- _Problem description_: Pick out every line that holds the string "Copper" and copy it.

- _Task inputs_:

------------------------------

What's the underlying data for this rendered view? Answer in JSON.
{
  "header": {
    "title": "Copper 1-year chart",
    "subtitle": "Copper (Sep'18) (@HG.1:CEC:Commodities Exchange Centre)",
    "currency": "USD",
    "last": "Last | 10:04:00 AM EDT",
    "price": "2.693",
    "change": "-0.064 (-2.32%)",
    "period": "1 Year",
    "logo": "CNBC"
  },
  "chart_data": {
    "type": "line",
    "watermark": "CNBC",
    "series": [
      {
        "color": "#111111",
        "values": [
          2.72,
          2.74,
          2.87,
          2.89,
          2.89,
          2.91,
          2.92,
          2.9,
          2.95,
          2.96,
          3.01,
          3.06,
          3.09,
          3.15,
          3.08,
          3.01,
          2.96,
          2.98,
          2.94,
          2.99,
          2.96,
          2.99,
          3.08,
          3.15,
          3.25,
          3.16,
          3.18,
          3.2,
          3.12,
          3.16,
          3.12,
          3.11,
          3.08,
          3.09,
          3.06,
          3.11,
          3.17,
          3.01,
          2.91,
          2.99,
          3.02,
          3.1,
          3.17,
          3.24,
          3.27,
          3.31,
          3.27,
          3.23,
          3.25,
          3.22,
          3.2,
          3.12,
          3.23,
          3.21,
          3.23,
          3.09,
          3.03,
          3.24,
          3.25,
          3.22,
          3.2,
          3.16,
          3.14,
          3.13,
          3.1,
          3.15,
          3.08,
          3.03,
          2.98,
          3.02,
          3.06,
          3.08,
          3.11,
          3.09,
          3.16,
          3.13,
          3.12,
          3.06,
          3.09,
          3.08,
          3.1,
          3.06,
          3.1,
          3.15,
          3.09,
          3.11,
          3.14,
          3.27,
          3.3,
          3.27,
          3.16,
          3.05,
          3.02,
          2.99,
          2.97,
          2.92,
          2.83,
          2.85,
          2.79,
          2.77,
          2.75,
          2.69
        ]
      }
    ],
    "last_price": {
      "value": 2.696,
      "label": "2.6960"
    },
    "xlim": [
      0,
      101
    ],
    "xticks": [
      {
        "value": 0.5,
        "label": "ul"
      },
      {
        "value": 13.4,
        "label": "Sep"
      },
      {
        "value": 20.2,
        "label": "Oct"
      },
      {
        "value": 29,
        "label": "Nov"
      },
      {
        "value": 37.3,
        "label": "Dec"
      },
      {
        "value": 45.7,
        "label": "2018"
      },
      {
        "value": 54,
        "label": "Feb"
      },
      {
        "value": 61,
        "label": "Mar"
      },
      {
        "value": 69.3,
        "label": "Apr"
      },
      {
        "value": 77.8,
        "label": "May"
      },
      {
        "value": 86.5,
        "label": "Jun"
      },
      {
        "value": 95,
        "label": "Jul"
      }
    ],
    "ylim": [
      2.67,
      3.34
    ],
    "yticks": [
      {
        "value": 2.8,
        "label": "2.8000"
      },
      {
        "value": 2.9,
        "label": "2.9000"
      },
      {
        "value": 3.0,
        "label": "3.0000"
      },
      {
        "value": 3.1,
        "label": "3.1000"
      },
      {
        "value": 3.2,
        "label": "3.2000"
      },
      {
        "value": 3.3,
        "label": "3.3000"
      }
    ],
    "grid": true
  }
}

------------------------------

- _Worked solution_:
    "title": "Copper 1-year chart",
    "subtitle": "Copper (Sep'18) (@HG.1:CEC:Commodities Exchange Centre)",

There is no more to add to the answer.